What needs to be done:
In the records below, work out how many lines hold the word "JSON". Report the number alone.

Data records:

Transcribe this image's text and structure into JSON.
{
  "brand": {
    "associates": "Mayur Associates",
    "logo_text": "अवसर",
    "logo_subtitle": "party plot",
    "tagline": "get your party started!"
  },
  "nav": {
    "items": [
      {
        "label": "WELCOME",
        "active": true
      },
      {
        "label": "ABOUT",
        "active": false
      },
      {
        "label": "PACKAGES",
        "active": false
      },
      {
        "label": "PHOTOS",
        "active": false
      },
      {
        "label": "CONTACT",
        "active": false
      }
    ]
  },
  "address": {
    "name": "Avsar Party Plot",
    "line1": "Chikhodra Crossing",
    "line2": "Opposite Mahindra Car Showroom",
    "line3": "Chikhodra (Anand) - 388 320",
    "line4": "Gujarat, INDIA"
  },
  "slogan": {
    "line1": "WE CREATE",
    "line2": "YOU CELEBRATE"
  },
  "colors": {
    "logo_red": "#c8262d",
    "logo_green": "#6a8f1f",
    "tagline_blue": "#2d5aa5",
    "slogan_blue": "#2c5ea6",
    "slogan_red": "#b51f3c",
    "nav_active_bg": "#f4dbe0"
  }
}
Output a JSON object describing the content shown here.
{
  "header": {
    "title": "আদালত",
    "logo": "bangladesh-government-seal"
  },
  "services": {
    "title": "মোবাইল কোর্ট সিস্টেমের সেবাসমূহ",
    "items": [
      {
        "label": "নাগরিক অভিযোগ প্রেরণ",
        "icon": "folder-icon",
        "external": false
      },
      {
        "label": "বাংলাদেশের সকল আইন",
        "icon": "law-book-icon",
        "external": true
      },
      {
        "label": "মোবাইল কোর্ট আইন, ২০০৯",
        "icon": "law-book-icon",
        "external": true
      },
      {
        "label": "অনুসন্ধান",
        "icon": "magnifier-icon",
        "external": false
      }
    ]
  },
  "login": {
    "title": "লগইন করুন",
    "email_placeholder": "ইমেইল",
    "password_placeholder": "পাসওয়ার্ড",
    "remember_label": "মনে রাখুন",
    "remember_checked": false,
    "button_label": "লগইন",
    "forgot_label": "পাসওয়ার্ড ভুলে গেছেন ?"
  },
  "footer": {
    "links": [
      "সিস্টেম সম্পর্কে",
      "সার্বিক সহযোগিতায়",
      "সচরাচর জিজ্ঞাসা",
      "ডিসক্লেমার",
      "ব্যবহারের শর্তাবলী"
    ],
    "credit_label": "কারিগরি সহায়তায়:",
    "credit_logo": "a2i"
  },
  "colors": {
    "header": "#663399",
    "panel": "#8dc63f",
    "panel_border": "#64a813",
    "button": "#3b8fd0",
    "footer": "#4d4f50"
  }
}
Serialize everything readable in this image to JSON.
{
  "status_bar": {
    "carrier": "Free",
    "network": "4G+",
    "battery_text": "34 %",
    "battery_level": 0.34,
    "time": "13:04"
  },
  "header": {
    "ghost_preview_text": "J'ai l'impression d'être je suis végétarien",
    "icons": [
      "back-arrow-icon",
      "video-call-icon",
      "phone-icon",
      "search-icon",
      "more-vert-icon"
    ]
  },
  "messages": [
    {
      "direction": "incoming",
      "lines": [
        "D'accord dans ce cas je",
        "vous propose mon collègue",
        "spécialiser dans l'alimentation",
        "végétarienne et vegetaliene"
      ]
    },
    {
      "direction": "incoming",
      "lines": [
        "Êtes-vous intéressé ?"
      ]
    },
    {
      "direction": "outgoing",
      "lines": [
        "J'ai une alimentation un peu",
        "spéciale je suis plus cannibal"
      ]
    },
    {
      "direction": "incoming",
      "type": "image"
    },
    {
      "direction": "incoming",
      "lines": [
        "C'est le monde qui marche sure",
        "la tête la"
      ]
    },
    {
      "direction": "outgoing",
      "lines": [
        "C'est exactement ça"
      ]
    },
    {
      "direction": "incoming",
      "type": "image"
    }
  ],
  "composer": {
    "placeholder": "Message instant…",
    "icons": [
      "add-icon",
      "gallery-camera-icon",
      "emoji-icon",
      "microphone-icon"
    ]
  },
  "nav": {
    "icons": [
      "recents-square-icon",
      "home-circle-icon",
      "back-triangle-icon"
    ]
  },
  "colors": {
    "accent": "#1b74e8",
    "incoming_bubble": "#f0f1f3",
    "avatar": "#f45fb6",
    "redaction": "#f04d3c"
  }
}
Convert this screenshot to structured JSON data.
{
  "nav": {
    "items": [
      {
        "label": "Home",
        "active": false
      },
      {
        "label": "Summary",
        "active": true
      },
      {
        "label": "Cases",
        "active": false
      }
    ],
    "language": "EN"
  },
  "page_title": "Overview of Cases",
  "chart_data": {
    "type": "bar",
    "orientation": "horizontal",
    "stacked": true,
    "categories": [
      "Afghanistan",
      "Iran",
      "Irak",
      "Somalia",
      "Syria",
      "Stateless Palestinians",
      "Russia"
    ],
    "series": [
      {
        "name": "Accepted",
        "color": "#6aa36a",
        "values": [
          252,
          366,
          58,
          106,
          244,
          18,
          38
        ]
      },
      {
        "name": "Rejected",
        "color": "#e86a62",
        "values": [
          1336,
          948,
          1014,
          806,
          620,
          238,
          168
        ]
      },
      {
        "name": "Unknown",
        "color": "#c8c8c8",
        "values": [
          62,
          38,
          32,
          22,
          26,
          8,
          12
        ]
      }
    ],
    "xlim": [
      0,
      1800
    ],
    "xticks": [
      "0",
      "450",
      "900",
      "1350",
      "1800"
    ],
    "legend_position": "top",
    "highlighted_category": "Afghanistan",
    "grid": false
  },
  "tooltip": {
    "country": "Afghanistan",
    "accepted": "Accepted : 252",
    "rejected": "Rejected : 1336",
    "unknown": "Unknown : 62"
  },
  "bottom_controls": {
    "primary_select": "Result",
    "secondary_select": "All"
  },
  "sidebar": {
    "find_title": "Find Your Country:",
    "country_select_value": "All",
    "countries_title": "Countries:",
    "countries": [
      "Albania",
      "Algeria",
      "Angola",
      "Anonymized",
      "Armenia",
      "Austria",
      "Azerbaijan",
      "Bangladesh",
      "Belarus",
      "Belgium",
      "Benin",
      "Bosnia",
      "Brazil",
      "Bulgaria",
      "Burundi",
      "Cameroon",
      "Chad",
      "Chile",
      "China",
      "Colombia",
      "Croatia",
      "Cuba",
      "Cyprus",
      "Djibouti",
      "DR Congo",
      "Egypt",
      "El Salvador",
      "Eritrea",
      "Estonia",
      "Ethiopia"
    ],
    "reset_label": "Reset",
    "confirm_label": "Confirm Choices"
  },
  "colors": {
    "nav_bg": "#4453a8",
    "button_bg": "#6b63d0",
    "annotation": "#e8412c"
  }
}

Written answer:
4